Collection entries
________________________

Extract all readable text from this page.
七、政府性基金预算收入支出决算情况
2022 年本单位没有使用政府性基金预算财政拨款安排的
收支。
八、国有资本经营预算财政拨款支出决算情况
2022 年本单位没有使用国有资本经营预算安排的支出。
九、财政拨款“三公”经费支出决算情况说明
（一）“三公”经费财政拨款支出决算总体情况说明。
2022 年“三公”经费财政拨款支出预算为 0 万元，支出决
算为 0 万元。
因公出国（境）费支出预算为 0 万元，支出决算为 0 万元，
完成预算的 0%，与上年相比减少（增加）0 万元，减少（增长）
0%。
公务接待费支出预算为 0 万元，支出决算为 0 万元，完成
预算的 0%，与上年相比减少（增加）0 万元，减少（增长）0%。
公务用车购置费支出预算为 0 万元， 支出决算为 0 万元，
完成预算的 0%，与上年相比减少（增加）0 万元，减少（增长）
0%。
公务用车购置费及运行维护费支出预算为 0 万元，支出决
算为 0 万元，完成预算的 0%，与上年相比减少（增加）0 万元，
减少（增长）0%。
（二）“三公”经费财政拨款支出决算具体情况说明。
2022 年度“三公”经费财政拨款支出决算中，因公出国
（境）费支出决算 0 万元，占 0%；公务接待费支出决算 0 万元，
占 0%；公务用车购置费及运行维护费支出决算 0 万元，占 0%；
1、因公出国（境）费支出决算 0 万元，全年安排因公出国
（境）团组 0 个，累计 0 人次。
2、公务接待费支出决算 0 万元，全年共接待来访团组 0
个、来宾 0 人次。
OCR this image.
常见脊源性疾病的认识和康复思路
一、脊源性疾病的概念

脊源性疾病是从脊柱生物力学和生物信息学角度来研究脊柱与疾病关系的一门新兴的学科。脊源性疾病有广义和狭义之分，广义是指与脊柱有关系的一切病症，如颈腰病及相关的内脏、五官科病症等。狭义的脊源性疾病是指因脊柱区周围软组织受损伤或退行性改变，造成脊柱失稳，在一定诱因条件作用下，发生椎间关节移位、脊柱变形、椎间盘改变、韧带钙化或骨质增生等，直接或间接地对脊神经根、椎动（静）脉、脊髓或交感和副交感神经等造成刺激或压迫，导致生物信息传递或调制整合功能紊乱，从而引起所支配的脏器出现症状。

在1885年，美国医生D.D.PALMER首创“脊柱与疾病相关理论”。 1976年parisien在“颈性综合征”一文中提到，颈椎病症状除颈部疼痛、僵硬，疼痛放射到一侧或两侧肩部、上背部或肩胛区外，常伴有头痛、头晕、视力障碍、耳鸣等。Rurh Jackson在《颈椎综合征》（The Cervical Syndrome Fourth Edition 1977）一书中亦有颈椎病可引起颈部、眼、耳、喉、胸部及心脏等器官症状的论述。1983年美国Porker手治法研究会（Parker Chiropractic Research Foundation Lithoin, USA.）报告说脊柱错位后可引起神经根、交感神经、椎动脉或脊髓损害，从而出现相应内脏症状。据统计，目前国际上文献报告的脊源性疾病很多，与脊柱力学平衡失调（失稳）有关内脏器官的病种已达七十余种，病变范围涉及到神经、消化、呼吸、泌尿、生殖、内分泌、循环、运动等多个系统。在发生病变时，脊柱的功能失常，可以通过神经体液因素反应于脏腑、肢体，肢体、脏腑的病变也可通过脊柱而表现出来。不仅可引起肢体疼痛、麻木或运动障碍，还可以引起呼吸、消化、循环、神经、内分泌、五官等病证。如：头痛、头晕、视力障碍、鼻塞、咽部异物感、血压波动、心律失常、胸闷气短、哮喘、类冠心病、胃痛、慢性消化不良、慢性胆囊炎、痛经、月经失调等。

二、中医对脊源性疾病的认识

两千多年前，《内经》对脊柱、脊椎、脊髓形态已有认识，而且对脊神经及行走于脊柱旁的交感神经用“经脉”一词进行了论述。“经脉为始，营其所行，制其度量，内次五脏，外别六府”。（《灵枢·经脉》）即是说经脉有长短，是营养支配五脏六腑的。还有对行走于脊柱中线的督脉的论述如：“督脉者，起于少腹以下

________________________

● **PROBLEM DESCRIPTION**: Filter the listing for the word "this" and copy every line that holds it.

● **TASK ANSWER**:
Extract all readable text from this page.
OCR this image.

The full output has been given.